:: Stored records ::
┌──
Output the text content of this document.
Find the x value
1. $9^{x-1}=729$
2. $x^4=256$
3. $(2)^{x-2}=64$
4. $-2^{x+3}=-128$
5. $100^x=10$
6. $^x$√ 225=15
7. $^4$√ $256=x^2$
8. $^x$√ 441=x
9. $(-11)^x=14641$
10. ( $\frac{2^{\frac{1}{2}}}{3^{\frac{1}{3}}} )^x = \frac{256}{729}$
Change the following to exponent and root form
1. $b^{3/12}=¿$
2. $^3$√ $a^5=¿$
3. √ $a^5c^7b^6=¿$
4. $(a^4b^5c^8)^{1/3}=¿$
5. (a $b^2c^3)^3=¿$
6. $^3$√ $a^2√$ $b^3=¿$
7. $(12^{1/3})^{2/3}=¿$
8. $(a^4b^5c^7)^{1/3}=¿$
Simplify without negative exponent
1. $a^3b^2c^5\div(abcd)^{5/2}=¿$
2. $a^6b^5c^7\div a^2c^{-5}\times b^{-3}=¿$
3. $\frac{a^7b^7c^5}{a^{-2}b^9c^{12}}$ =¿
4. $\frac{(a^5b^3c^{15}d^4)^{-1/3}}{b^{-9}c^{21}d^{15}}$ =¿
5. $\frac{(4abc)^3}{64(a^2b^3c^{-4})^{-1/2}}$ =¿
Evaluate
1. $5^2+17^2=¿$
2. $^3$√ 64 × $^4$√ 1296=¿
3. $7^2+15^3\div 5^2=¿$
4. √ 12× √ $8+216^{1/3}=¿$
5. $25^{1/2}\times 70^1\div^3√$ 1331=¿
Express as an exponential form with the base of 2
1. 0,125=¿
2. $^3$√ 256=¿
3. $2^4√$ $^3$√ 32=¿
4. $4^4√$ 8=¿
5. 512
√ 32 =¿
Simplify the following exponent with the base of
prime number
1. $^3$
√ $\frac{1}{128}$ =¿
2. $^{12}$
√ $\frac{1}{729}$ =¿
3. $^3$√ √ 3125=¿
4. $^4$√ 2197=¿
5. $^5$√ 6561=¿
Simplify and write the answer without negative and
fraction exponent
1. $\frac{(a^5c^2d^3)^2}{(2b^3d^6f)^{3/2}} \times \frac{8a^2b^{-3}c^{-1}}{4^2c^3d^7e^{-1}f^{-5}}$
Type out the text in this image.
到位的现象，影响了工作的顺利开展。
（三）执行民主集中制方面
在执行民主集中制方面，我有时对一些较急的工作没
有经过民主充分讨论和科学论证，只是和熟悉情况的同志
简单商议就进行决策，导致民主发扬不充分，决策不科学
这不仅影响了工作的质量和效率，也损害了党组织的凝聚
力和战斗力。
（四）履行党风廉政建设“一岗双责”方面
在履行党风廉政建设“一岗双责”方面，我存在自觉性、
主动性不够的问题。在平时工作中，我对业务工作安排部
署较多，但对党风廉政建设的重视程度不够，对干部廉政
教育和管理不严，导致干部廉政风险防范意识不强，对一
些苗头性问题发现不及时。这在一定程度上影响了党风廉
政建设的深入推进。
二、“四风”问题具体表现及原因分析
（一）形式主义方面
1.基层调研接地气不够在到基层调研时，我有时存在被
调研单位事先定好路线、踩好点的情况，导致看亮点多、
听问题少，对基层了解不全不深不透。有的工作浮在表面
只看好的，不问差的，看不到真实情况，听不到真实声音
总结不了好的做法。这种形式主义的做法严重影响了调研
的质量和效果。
└──
:: What you need to do ::
Output exactly the lines between the one containing "Type out the text in this image." and the final line above, both inclusive.

:: Answer for this exercise ::
Type out the text in this image.
到位的现象，影响了工作的顺利开展。
（三）执行民主集中制方面
在执行民主集中制方面，我有时对一些较急的工作没
有经过民主充分讨论和科学论证，只是和熟悉情况的同志
简单商议就进行决策，导致民主发扬不充分，决策不科学
这不仅影响了工作的质量和效率，也损害了党组织的凝聚
力和战斗力。
（四）履行党风廉政建设“一岗双责”方面
在履行党风廉政建设“一岗双责”方面，我存在自觉性、
主动性不够的问题。在平时工作中，我对业务工作安排部
署较多，但对党风廉政建设的重视程度不够，对干部廉政
教育和管理不严，导致干部廉政风险防范意识不强，对一
些苗头性问题发现不及时。这在一定程度上影响了党风廉
政建设的深入推进。
二、“四风”问题具体表现及原因分析
（一）形式主义方面
1.基层调研接地气不够在到基层调研时，我有时存在被
调研单位事先定好路线、踩好点的情况，导致看亮点多、
听问题少，对基层了解不全不深不透。有的工作浮在表面
只看好的，不问差的，看不到真实情况，听不到真实声音
总结不了好的做法。这种形式主义的做法严重影响了调研
的质量和效果。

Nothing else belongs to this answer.